Can you rewrite the entries below as a numbered list, starting at the first line and ending at the line that contains "marker-endpoint <box>549 743 562 756</box>", with both of those lines included? Leave out blank lines and the pictures.

━━━

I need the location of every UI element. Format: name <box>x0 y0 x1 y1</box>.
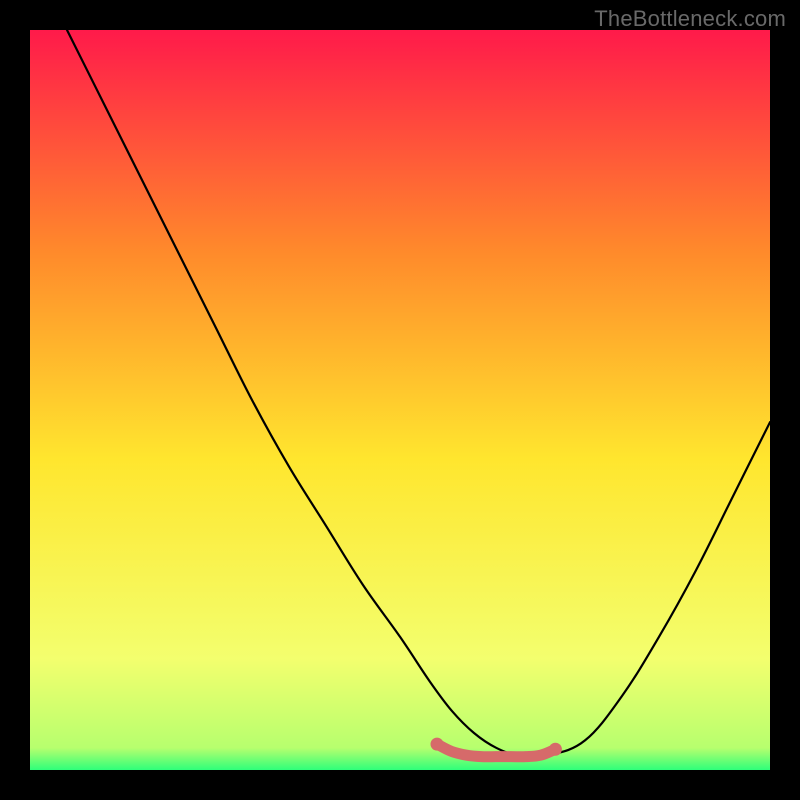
bottleneck-chart <box>30 30 770 770</box>
plot-area <box>30 30 770 770</box>
chart-frame: TheBottleneck.com <box>0 0 800 800</box>
marker-endpoint <box>549 743 562 756</box>
watermark-text: TheBottleneck.com <box>594 6 786 32</box>
gradient-background <box>30 30 770 770</box>
marker-endpoint <box>431 738 444 751</box>
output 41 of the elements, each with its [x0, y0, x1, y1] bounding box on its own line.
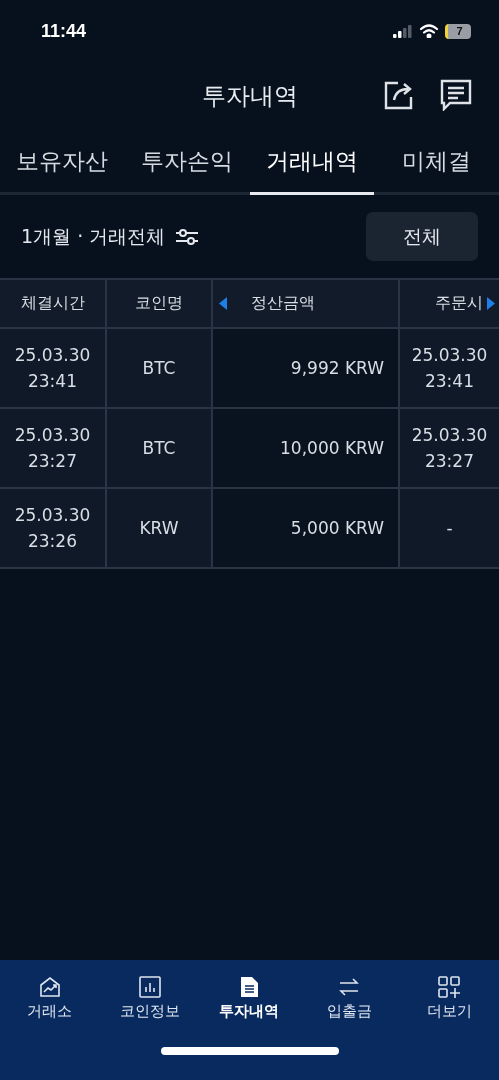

━━━

__Completed task__:
1. I need the location of every UI element. Format: name <box>x0 y0 x1 y1</box>.
2. bottleneck-chart <box>30 30 770 770</box>
3. plot-area <box>30 30 770 770</box>
4. chart-frame: TheBottleneck.com <box>0 0 800 800</box>
5. marker-endpoint <box>549 743 562 756</box>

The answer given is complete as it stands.